### SELECTED PASSAGE
## Start

# User name change



## Jaice Singer DuMars (Feb 2, 2003)

Hi esteemed moderators!

I need to change my user name/display name to "Jaice Singer DuMars" instead of "Jason DuMars" - can y'all help me out here?

Thank you!


----------



## Pete Thomas (Sep 12, 2004)

Sorry, moderators cannot do this any more, best to contact VSadmin directly


----------



## Pete Thomas (Sep 12, 2004)

Actually I my have been wrong, I’ll attempt to change it


----------



## Pete Thomas (Sep 12, 2004)

Voila!


----------



## Jerry K. (Feb 2, 2003)

Jaice Singer DuMars said:


> Hi esteemed moderators!
> 
> I need to change my user name/display name to "Jaice Singer DuMars" instead of "Jason DuMars" - can y'all help me out here?
> 
> Thank you!


Hey Jason,
Are you doing engraving these days?

Cheers,
Jerry


----------



## Jaice Singer DuMars (Feb 2, 2003)

Pete Thomas said:


> Voila!


Thank you so much! ♥


----------



## Jaice Singer DuMars (Feb 2, 2003)

## End

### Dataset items
## Start

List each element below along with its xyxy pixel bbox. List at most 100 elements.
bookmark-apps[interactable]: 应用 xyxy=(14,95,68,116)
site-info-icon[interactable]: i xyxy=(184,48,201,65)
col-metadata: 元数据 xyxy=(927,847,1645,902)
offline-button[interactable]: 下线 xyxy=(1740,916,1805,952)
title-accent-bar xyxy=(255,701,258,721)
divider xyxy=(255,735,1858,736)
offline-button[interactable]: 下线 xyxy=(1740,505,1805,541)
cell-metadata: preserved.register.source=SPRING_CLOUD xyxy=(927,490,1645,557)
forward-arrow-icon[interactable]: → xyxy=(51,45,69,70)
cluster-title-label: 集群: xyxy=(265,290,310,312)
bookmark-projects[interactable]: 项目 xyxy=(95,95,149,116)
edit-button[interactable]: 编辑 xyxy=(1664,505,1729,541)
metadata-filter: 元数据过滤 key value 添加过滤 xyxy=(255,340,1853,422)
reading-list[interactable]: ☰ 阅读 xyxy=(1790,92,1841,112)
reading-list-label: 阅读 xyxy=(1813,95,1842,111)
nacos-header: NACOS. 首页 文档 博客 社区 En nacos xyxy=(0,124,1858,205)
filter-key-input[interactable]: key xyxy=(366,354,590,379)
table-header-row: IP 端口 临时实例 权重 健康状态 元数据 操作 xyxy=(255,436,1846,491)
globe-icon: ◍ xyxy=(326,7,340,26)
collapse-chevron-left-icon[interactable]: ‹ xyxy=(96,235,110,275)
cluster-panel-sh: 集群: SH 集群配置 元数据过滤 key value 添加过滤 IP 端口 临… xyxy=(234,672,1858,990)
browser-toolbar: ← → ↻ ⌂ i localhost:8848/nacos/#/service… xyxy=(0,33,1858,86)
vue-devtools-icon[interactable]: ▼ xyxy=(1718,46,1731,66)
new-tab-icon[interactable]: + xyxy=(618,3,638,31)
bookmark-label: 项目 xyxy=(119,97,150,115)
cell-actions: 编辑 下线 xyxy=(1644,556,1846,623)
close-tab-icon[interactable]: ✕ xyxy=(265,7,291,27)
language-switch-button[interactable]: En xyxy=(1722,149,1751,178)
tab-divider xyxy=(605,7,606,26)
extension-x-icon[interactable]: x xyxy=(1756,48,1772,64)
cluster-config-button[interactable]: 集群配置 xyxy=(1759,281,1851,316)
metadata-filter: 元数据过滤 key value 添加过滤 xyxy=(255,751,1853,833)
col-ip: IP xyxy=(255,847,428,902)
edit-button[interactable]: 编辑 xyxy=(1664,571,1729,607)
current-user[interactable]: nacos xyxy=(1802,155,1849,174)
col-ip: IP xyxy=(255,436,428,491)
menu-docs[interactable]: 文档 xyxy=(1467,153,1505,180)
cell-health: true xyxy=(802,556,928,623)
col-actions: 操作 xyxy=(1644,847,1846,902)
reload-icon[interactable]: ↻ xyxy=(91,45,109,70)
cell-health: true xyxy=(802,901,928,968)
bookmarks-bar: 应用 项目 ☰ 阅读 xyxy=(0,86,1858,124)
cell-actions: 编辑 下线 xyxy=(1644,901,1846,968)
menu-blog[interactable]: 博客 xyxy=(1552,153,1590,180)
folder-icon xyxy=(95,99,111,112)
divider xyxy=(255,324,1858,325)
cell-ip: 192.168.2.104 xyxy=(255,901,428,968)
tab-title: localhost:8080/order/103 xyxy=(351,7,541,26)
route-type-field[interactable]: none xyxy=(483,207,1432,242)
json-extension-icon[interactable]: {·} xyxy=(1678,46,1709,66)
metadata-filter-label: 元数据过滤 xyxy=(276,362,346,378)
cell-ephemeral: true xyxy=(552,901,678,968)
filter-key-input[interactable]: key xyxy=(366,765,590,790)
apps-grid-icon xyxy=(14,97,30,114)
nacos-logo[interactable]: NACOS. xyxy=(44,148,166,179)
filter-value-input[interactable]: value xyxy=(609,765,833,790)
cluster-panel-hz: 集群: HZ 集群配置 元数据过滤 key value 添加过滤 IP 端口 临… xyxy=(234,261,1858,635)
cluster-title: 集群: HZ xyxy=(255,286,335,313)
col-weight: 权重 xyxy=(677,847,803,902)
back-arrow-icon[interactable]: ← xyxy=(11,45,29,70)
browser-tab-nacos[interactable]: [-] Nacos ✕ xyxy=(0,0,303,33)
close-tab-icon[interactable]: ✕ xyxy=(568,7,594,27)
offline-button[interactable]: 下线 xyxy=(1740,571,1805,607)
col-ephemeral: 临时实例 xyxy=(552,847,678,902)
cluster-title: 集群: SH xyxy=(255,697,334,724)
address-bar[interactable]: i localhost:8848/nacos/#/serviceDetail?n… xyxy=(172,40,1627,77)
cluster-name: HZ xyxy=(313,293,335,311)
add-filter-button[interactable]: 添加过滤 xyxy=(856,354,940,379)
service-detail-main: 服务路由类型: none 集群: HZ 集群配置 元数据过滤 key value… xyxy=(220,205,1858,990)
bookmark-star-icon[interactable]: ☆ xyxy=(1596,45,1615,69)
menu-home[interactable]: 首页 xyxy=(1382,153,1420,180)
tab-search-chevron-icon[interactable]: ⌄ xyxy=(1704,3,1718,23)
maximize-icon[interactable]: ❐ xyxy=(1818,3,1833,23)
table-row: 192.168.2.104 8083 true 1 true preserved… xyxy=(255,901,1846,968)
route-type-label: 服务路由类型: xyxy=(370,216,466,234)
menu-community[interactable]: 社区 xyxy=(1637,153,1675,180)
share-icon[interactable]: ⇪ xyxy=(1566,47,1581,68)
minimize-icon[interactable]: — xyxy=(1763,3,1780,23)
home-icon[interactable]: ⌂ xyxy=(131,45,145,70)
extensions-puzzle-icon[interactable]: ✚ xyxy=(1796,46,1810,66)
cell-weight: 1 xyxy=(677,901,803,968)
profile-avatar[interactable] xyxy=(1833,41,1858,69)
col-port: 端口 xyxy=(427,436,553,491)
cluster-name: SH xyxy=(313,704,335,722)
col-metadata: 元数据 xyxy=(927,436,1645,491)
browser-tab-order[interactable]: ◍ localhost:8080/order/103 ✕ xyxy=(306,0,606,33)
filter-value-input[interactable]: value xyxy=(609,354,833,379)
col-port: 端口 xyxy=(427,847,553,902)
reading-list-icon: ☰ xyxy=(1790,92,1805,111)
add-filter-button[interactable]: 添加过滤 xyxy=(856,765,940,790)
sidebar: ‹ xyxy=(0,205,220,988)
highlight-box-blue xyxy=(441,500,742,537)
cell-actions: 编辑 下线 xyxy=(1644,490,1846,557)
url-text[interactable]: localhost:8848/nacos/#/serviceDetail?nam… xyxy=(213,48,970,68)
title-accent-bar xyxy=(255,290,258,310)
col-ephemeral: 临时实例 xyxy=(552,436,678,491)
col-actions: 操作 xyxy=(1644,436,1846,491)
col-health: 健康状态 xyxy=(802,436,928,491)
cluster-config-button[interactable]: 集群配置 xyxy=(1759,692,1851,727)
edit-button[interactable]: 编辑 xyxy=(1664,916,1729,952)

## End

### REQUESTS
[A] In the user name change thread, whom does Pete Thomas first say to contact directly?
[B] Write out the dataset items as a JSON list of strings, one string per line, starting from their first line and ending with the line that contains "browser-toolbar: ← →". Include both of those lines.

### TASK RESPONSES
[A] VSadmin

[B]
[
  "List each element below along with its xyxy pixel bbox. List at most 100 elements.",
  "bookmark-apps[interactable]: 应用 xyxy=(14,95,68,116)",
  "site-info-icon[interactable]: i xyxy=(184,48,201,65)",
  "col-metadata: 元数据 xyxy=(927,847,1645,902)",
  "offline-button[interactable]: 下线 xyxy=(1740,916,1805,952)",
  "title-accent-bar xyxy=(255,701,258,721)",
  "divider xyxy=(255,735,1858,736)",
  "offline-button[interactable]: 下线 xyxy=(1740,505,1805,541)",
  "cell-metadata: preserved.register.source=SPRING_CLOUD xyxy=(927,490,1645,557)",
  "forward-arrow-icon[interactable]: → xyxy=(51,45,69,70)",
  "cluster-title-label: 集群: xyxy=(265,290,310,312)",
  "bookmark-projects[interactable]: 项目 xyxy=(95,95,149,116)",
  "edit-button[interactable]: 编辑 xyxy=(1664,505,1729,541)",
  "metadata-filter: 元数据过滤 key value 添加过滤 xyxy=(255,340,1853,422)",
  "reading-list[interactable]: ☰ 阅读 xyxy=(1790,92,1841,112)",
  "reading-list-label: 阅读 xyxy=(1813,95,1842,111)",
  "nacos-header: NACOS. 首页 文档 博客 社区 En nacos xyxy=(0,124,1858,205)",
  "filter-key-input[interactable]: key xyxy=(366,354,590,379)",
  "table-header-row: IP 端口 临时实例 权重 健康状态 元数据 操作 xyxy=(255,436,1846,491)",
  "globe-icon: ◍ xyxy=(326,7,340,26)",
  "collapse-chevron-left-icon[interactable]: ‹ xyxy=(96,235,110,275)",
  "cluster-panel-sh: 集群: SH 集群配置 元数据过滤 key value 添加过滤 IP 端口 临… xyxy=(234,672,1858,990)",
  "browser-toolbar: ← → ↻ ⌂ i localhost:8848/nacos/#/service… xyxy=(0,33,1858,86)"
]